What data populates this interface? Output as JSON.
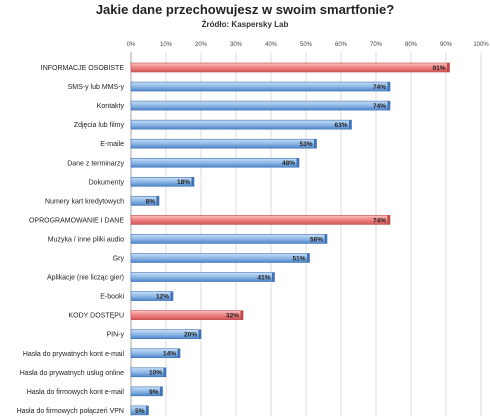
{
  "chart_data": {
    "type": "bar",
    "orientation": "horizontal",
    "title": "Jakie dane przechowujesz w swoim smartfonie?",
    "subtitle": "Źródło: Kaspersky Lab",
    "xlim": [
      0,
      100
    ],
    "x_ticks": [
      "0%",
      "10%",
      "20%",
      "30%",
      "40%",
      "50%",
      "60%",
      "70%",
      "80%",
      "90%",
      "100%"
    ],
    "grid": true,
    "categories": [
      "INFORMACJE OSOBISTE",
      "SMS-y lub MMS-y",
      "Kontakty",
      "Zdjęcia lub filmy",
      "E-maile",
      "Dane z terminarzy",
      "Dokumenty",
      "Numery kart kredytowych",
      "OPROGRAMOWANIE I DANE",
      "Muzyka / inne pliki audio",
      "Gry",
      "Aplikacje (nie licząc gier)",
      "E-booki",
      "KODY DOSTĘPU",
      "PIN-y",
      "Hasła do prywatnych kont e-mail",
      "Hasła do prywatnych usług online",
      "Hasła do firmowych kont e-mail",
      "Hasła do firmowych połączeń VPN"
    ],
    "values": [
      91,
      74,
      74,
      63,
      53,
      48,
      18,
      8,
      74,
      56,
      51,
      41,
      12,
      32,
      20,
      14,
      10,
      9,
      5
    ],
    "value_labels": [
      "91%",
      "74%",
      "74%",
      "63%",
      "53%",
      "48%",
      "18%",
      "8%",
      "74%",
      "56%",
      "51%",
      "41%",
      "12%",
      "32%",
      "20%",
      "14%",
      "10%",
      "9%",
      "5%"
    ],
    "highlighted": [
      true,
      false,
      false,
      false,
      false,
      false,
      false,
      false,
      true,
      false,
      false,
      false,
      false,
      true,
      false,
      false,
      false,
      false,
      false
    ],
    "colors": {
      "highlight": "#f08080",
      "highlight_dark": "#c04848",
      "normal": "#8fb8e6",
      "normal_dark": "#3f73b8",
      "grid": "#d0d0d0"
    }
  }
}
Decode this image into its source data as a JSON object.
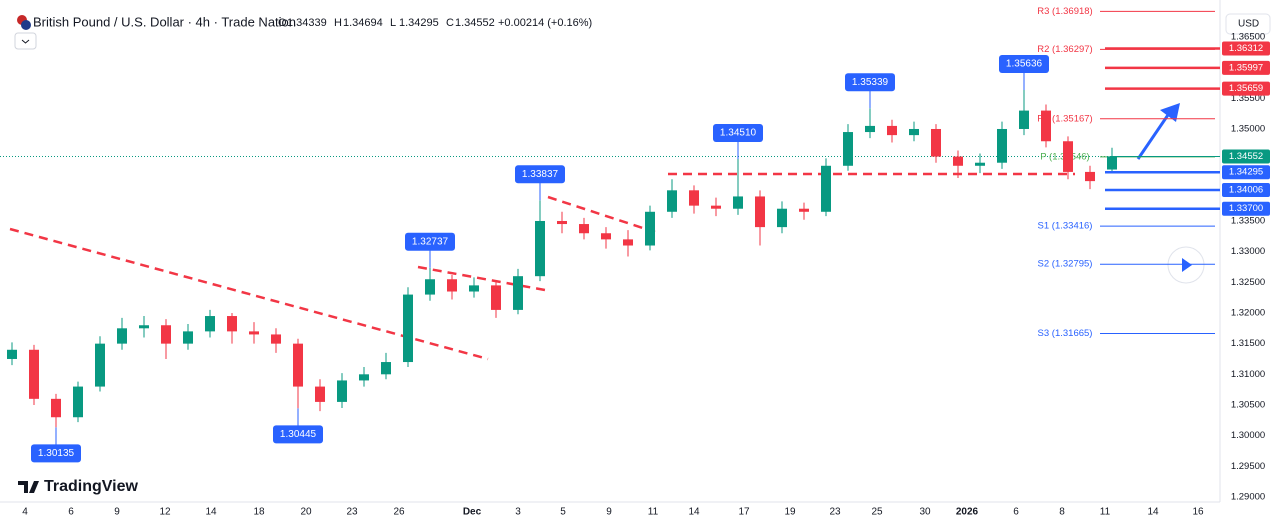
{
  "chart_data": {
    "type": "candlestick",
    "header": {
      "symbol": "British Pound / U.S. Dollar · 4h · Trade Nation",
      "ohlc": [
        {
          "key": "O",
          "value": "1.34339"
        },
        {
          "key": "H",
          "value": "1.34694"
        },
        {
          "key": "L",
          "value": "1.34295"
        },
        {
          "key": "C",
          "value": "1.34552"
        }
      ],
      "change": "+0.00214 (+0.16%)"
    },
    "currency": "USD",
    "brand": "TradingView",
    "up_color": "#089981",
    "down_color": "#f23645",
    "x_labels": [
      "4",
      "6",
      "9",
      "12",
      "14",
      "18",
      "20",
      "23",
      "26",
      "Dec",
      "3",
      "5",
      "9",
      "11",
      "14",
      "17",
      "19",
      "23",
      "25",
      "30",
      "2026",
      "6",
      "8",
      "11",
      "14",
      "16"
    ],
    "ylim": [
      1.28918,
      1.3694
    ],
    "yticks": [
      {
        "value": 1.365,
        "label": "1.36500"
      },
      {
        "value": 1.355,
        "label": "1.35500"
      },
      {
        "value": 1.35,
        "label": "1.35000"
      },
      {
        "value": 1.335,
        "label": "1.33500"
      },
      {
        "value": 1.33,
        "label": "1.33000"
      },
      {
        "value": 1.325,
        "label": "1.32500"
      },
      {
        "value": 1.32,
        "label": "1.32000"
      },
      {
        "value": 1.315,
        "label": "1.31500"
      },
      {
        "value": 1.31,
        "label": "1.31000"
      },
      {
        "value": 1.305,
        "label": "1.30500"
      },
      {
        "value": 1.3,
        "label": "1.30000"
      },
      {
        "value": 1.295,
        "label": "1.29500"
      },
      {
        "value": 1.29,
        "label": "1.29000"
      }
    ],
    "open": [
      1.3125,
      1.314,
      1.306,
      1.303,
      1.308,
      1.315,
      1.3175,
      1.318,
      1.315,
      1.317,
      1.3195,
      1.317,
      1.3165,
      1.315,
      1.308,
      1.3055,
      1.309,
      1.31,
      1.312,
      1.323,
      1.3255,
      1.3235,
      1.3245,
      1.3205,
      1.326,
      1.335,
      1.3345,
      1.333,
      1.332,
      1.331,
      1.3365,
      1.34,
      1.3375,
      1.337,
      1.339,
      1.334,
      1.337,
      1.3365,
      1.344,
      1.3495,
      1.3505,
      1.349,
      1.35,
      1.3455,
      1.344,
      1.3445,
      1.35,
      1.353,
      1.348,
      1.343,
      1.34339
    ],
    "high": [
      1.3152,
      1.3148,
      1.3068,
      1.3088,
      1.3162,
      1.3192,
      1.3195,
      1.319,
      1.3182,
      1.3205,
      1.32,
      1.3185,
      1.3175,
      1.3158,
      1.3092,
      1.3102,
      1.3112,
      1.3135,
      1.3242,
      1.32737,
      1.3262,
      1.3258,
      1.3252,
      1.3272,
      1.33837,
      1.3365,
      1.3355,
      1.334,
      1.3335,
      1.3375,
      1.3418,
      1.3408,
      1.3388,
      1.3451,
      1.34,
      1.3382,
      1.338,
      1.3452,
      1.3508,
      1.35339,
      1.3515,
      1.3512,
      1.3508,
      1.3465,
      1.346,
      1.3512,
      1.35636,
      1.354,
      1.3488,
      1.344,
      1.34694
    ],
    "low": [
      1.3115,
      1.305,
      1.30135,
      1.3022,
      1.3072,
      1.314,
      1.316,
      1.3125,
      1.314,
      1.316,
      1.315,
      1.315,
      1.3135,
      1.30445,
      1.304,
      1.3045,
      1.308,
      1.3092,
      1.3112,
      1.322,
      1.3222,
      1.3225,
      1.3192,
      1.3198,
      1.3252,
      1.333,
      1.332,
      1.3305,
      1.3292,
      1.3302,
      1.3355,
      1.3362,
      1.3358,
      1.336,
      1.331,
      1.333,
      1.3352,
      1.3358,
      1.3432,
      1.3485,
      1.3478,
      1.348,
      1.3445,
      1.342,
      1.3428,
      1.3435,
      1.349,
      1.347,
      1.3418,
      1.3402,
      1.34295
    ],
    "close": [
      1.314,
      1.306,
      1.303,
      1.308,
      1.315,
      1.3175,
      1.318,
      1.315,
      1.317,
      1.3195,
      1.317,
      1.3165,
      1.315,
      1.308,
      1.3055,
      1.309,
      1.31,
      1.312,
      1.323,
      1.3255,
      1.3235,
      1.3245,
      1.3205,
      1.326,
      1.335,
      1.3345,
      1.333,
      1.332,
      1.331,
      1.3365,
      1.34,
      1.3375,
      1.337,
      1.339,
      1.334,
      1.337,
      1.3365,
      1.344,
      1.3495,
      1.3505,
      1.349,
      1.35,
      1.3455,
      1.344,
      1.3445,
      1.35,
      1.353,
      1.348,
      1.343,
      1.3415,
      1.34552
    ],
    "annotations": [
      {
        "value": 1.30135,
        "label": "1.30135"
      },
      {
        "value": 1.30445,
        "label": "1.30445"
      },
      {
        "value": 1.32737,
        "label": "1.32737"
      },
      {
        "value": 1.33837,
        "label": "1.33837"
      },
      {
        "value": 1.3451,
        "label": "1.34510"
      },
      {
        "value": 1.35339,
        "label": "1.35339"
      },
      {
        "value": 1.35636,
        "label": "1.35636"
      }
    ],
    "pivots": [
      {
        "label": "R3 (1.36918)",
        "value": 1.36918,
        "color": "#f23645"
      },
      {
        "label": "R2 (1.36297)",
        "value": 1.36297,
        "color": "#f23645"
      },
      {
        "label": "R1 (1.35167)",
        "value": 1.35167,
        "color": "#f23645"
      },
      {
        "label": "P (1.34546)",
        "value": 1.34546,
        "color": "#4caf50"
      },
      {
        "label": "S1 (1.33416)",
        "value": 1.33416,
        "color": "#2962ff"
      },
      {
        "label": "S2 (1.32795)",
        "value": 1.32795,
        "color": "#2962ff"
      },
      {
        "label": "S3 (1.31665)",
        "value": 1.31665,
        "color": "#2962ff"
      }
    ],
    "levels": [
      {
        "value": 1.36312,
        "color": "#f23645"
      },
      {
        "value": 1.35997,
        "color": "#f23645"
      },
      {
        "value": 1.35659,
        "color": "#f23645"
      },
      {
        "value": 1.34295,
        "color": "#2962ff"
      },
      {
        "value": 1.34006,
        "color": "#2962ff"
      },
      {
        "value": 1.337,
        "label": "1.33700",
        "color": "#2962ff"
      }
    ],
    "last_price": {
      "value": 1.34552,
      "color": "#089981"
    }
  }
}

#### [WORK REQUIRED]
In the listing above, count each line that holds the string "this". Give the number only.

#### [FINISHED TASK]
2